> Description of the task:
Answer with one number: how many lines have "text".
----- Dataset
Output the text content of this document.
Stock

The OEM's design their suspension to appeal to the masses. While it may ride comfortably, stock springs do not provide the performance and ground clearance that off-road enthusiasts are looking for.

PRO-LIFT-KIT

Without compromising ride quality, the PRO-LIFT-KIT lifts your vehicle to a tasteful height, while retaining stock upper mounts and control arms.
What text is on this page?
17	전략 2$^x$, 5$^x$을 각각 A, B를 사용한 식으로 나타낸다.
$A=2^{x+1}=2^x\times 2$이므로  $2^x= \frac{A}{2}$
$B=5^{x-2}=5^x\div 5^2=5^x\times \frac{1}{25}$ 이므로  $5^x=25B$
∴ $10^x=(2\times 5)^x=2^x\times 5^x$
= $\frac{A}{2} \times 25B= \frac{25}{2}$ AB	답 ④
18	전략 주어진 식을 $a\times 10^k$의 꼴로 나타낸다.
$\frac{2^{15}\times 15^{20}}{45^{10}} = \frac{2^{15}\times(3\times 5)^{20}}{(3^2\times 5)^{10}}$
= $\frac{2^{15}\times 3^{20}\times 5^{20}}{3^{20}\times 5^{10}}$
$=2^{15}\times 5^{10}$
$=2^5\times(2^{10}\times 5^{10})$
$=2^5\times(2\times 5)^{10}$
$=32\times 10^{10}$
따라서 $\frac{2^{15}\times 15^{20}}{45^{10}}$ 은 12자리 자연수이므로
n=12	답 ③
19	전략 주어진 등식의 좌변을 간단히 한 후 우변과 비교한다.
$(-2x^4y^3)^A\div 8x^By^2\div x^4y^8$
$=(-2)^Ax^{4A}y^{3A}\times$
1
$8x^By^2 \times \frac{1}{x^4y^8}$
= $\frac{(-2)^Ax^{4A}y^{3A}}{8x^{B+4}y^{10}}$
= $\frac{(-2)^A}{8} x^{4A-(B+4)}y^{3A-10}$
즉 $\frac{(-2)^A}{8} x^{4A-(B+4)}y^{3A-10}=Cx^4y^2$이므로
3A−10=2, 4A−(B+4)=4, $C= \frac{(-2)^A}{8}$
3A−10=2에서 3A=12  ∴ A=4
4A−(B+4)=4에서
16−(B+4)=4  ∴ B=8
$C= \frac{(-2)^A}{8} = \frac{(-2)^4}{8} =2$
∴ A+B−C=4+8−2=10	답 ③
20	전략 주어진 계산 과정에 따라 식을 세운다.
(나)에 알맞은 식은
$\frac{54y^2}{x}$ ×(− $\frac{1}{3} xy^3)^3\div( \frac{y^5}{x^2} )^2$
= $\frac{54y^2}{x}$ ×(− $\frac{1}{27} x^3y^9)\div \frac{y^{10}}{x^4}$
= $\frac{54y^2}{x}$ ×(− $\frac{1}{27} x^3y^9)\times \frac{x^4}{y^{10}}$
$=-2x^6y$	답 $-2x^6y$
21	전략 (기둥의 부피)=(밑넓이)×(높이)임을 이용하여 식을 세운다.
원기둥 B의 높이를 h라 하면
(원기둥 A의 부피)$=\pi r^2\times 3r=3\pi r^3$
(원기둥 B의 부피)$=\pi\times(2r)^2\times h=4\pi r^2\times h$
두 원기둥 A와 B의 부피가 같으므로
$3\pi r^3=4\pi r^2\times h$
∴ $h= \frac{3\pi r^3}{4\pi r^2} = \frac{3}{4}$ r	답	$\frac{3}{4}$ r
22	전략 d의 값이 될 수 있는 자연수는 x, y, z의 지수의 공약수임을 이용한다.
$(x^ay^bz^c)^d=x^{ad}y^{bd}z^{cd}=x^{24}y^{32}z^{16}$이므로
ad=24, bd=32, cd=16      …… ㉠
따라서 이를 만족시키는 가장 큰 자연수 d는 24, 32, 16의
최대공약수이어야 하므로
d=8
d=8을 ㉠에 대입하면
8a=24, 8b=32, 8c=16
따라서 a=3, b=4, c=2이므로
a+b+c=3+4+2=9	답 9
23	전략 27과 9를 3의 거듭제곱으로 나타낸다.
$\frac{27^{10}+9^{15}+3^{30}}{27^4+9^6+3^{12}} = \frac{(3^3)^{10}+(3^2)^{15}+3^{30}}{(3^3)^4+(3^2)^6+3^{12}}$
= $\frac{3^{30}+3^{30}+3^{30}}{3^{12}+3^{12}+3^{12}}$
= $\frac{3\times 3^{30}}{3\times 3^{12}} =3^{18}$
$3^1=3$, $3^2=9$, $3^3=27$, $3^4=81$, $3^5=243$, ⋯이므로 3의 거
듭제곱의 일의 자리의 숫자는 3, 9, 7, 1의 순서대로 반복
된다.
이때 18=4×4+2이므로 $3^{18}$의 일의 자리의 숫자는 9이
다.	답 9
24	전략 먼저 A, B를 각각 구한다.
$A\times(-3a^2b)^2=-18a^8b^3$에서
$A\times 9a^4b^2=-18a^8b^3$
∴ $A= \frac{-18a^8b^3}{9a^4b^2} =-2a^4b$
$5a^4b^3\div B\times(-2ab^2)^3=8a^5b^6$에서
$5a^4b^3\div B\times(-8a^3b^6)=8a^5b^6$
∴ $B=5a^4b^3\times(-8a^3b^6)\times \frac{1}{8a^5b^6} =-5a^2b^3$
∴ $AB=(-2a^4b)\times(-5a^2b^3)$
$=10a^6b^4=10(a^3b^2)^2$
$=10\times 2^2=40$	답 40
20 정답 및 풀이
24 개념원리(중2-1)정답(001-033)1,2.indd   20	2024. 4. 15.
----------
> The solution:
2